## start Supplied data

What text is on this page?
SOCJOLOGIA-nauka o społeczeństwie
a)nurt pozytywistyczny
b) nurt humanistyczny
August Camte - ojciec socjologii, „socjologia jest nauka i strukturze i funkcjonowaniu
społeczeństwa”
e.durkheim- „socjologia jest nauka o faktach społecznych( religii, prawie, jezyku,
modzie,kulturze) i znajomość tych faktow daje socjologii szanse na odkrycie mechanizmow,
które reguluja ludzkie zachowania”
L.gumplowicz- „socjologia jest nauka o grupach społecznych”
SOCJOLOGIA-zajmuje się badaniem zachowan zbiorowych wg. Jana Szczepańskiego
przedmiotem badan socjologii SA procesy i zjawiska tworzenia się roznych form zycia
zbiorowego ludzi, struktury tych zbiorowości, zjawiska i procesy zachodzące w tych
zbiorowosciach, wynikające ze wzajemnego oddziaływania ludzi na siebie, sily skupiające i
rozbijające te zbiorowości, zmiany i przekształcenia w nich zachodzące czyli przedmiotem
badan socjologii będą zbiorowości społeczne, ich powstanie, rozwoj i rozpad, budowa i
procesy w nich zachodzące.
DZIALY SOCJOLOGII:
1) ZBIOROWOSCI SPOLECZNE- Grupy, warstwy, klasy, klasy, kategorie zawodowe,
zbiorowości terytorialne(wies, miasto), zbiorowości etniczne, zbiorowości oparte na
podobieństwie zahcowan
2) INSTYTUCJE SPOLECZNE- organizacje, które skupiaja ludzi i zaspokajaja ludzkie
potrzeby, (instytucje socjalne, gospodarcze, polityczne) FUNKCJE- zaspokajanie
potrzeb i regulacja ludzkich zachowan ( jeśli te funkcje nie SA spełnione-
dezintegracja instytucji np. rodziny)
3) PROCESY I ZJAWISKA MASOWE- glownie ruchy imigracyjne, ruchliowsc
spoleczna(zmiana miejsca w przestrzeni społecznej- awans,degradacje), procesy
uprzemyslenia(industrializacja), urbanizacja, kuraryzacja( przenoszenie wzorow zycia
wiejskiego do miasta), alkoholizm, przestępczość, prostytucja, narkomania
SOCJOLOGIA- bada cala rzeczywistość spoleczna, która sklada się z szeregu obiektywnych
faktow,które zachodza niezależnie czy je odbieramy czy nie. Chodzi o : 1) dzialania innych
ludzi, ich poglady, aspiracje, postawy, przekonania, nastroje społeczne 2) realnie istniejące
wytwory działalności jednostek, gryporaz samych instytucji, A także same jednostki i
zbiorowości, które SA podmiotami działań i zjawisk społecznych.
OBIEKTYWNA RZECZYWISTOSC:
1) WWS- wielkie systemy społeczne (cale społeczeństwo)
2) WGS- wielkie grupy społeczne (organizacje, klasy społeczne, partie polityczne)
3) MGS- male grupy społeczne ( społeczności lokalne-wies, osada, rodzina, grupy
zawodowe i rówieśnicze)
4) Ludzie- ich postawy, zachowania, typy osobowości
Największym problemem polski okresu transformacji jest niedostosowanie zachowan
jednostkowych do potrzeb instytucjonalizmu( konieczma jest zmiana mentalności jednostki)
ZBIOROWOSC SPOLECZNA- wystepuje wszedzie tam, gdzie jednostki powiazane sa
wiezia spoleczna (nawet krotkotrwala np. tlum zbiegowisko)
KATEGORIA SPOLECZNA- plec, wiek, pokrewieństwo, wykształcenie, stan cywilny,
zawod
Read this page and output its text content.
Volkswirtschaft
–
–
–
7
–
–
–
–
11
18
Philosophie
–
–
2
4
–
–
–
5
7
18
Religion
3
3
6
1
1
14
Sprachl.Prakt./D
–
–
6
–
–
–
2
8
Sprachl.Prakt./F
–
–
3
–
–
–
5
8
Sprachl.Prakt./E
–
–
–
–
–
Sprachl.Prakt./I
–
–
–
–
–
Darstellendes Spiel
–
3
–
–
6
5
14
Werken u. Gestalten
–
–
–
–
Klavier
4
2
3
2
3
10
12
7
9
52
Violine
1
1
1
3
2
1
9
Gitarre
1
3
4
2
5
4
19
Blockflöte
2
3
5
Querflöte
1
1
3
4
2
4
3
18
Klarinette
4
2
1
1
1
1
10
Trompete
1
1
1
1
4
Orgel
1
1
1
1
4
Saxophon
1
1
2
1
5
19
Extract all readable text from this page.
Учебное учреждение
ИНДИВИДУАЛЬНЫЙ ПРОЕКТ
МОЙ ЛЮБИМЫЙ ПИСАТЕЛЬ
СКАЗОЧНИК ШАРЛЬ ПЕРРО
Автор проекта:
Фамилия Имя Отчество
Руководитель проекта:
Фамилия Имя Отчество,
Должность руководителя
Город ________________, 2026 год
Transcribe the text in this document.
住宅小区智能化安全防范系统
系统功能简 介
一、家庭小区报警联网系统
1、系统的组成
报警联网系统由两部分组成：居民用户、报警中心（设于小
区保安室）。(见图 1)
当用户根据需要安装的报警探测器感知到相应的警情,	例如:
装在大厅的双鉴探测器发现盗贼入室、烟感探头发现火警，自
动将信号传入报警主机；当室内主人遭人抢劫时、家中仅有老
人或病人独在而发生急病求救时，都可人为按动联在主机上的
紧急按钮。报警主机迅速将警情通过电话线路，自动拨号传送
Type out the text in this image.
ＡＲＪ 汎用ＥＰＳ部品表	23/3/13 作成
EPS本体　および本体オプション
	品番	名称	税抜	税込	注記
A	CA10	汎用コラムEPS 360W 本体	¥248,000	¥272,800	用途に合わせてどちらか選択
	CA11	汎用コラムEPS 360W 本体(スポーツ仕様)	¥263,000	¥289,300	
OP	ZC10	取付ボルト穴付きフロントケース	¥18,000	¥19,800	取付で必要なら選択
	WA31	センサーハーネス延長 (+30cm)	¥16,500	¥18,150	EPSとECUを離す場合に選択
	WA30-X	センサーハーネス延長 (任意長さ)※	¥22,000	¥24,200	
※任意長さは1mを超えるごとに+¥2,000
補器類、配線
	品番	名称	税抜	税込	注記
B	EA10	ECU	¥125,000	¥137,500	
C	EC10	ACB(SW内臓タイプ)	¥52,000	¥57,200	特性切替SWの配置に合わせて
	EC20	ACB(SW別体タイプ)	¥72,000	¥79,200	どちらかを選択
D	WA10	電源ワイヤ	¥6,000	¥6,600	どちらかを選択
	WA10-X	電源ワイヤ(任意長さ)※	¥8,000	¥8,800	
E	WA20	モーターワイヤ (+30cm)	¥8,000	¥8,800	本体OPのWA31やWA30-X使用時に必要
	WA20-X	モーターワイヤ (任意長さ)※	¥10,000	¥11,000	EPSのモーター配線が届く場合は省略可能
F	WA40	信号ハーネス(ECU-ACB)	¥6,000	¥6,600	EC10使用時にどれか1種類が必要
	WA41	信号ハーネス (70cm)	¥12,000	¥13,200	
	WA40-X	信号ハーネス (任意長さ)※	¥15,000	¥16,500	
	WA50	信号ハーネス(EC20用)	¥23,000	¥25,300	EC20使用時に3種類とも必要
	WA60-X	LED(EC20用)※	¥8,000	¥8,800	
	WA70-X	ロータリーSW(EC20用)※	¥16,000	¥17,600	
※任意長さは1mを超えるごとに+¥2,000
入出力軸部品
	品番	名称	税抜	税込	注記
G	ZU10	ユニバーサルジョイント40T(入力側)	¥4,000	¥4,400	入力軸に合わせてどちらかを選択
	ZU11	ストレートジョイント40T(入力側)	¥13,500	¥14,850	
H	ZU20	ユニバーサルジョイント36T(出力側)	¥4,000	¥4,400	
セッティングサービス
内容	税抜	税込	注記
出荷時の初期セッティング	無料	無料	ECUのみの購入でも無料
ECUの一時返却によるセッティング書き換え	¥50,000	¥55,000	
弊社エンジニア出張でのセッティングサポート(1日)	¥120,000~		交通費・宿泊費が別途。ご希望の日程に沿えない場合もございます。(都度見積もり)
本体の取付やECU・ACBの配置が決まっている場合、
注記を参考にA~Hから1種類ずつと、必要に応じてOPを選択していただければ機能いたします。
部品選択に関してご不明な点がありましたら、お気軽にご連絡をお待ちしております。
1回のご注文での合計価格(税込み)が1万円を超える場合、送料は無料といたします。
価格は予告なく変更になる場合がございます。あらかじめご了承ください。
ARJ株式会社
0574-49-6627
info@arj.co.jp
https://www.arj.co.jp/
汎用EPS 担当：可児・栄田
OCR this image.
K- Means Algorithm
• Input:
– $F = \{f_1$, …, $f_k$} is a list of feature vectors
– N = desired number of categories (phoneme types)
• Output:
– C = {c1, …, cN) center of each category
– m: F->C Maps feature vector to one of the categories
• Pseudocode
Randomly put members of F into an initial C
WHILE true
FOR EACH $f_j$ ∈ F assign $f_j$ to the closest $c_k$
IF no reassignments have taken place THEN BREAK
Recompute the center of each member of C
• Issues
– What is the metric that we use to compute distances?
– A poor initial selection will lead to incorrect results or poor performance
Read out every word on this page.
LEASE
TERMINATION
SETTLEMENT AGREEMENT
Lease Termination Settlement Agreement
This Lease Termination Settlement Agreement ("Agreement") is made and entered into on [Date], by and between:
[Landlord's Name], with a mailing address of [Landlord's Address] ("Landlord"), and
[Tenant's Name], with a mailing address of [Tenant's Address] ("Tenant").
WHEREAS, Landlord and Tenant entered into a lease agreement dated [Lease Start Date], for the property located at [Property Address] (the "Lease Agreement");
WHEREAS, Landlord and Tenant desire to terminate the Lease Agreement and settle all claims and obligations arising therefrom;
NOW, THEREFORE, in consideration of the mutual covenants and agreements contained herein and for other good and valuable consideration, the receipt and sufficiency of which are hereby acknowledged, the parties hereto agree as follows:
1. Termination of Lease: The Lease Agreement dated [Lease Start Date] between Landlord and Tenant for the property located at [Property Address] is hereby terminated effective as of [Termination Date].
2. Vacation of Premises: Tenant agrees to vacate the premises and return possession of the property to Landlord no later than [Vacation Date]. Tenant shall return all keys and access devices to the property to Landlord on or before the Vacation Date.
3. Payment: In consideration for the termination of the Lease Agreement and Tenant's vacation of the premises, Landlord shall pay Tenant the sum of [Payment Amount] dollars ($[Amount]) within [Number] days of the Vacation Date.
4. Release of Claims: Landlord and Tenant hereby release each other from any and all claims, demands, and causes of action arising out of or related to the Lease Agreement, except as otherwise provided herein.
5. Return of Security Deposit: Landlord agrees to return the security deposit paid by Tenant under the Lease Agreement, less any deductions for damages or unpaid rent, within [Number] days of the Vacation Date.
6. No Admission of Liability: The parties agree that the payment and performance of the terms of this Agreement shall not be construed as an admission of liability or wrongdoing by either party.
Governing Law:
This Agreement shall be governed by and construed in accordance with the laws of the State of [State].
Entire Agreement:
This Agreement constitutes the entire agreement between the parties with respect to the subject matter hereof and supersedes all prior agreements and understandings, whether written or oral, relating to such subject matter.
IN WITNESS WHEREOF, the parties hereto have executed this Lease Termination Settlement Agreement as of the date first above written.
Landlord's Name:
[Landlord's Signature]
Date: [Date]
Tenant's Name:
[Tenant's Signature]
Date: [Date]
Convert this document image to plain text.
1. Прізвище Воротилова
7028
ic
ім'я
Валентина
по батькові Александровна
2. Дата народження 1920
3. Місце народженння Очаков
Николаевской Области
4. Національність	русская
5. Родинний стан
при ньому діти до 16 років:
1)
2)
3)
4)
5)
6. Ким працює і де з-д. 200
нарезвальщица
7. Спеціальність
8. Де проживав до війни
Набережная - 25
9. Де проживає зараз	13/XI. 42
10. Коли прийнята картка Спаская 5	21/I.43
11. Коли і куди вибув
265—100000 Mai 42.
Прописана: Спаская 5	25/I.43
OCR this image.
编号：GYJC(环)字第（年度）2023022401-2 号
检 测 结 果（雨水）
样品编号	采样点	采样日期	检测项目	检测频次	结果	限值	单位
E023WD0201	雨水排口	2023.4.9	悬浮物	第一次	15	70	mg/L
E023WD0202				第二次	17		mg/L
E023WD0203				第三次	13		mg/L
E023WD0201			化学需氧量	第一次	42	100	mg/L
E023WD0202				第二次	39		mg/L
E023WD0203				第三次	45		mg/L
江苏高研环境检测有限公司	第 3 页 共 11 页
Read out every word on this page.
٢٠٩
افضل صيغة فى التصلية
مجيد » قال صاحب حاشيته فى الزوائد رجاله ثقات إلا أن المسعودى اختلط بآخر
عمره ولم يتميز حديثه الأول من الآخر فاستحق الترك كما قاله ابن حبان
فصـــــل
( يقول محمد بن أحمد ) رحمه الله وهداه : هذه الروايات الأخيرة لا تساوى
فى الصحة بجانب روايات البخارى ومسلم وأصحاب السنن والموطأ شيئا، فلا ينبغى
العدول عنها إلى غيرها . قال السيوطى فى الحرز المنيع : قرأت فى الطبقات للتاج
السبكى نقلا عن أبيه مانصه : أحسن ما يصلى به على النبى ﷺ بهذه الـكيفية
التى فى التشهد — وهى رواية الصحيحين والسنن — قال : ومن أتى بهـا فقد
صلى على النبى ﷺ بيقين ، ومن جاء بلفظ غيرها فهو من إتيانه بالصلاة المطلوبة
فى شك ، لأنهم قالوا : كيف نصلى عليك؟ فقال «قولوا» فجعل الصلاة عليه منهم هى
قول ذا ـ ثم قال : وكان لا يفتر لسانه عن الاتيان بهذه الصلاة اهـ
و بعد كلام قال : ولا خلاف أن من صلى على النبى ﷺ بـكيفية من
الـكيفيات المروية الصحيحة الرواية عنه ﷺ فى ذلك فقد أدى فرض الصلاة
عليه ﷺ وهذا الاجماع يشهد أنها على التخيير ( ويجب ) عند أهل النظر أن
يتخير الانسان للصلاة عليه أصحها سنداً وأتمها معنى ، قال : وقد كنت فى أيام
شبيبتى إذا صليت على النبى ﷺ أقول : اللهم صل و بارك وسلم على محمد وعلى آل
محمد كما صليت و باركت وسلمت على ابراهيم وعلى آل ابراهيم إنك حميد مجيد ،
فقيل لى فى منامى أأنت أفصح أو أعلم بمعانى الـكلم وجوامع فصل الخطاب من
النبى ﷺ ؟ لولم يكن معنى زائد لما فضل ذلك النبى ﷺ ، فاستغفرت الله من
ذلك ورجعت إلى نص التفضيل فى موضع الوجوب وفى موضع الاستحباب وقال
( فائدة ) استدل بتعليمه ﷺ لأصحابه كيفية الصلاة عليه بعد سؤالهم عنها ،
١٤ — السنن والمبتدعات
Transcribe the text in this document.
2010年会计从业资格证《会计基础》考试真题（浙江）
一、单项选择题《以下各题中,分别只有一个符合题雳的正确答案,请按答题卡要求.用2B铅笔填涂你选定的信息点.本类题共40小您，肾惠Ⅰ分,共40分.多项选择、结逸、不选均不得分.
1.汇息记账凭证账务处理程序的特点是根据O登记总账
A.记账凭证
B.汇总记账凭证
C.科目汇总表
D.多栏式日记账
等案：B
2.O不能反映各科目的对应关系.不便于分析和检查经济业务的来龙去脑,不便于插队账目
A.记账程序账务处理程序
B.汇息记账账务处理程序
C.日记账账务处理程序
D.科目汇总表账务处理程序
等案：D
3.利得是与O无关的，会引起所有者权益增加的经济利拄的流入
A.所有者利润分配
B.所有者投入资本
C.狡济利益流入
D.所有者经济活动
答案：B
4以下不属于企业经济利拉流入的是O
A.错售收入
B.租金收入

## end Supplied data

Read the data above. Pull out each line in which the string "Address" appears.

[Landlord's Name], with a mailing address of [Landlord's Address] ("Landlord"), and
[Tenant's Name], with a mailing address of [Tenant's Address] ("Tenant").
WHEREAS, Landlord and Tenant entered into a lease agreement dated [Lease Start Date], for the property located at [Property Address] (the "Lease Agreement");
1. Termination of Lease: The Lease Agreement dated [Lease Start Date] between Landlord and Tenant for the property located at [Property Address] is hereby terminated effective as of [Termination Date].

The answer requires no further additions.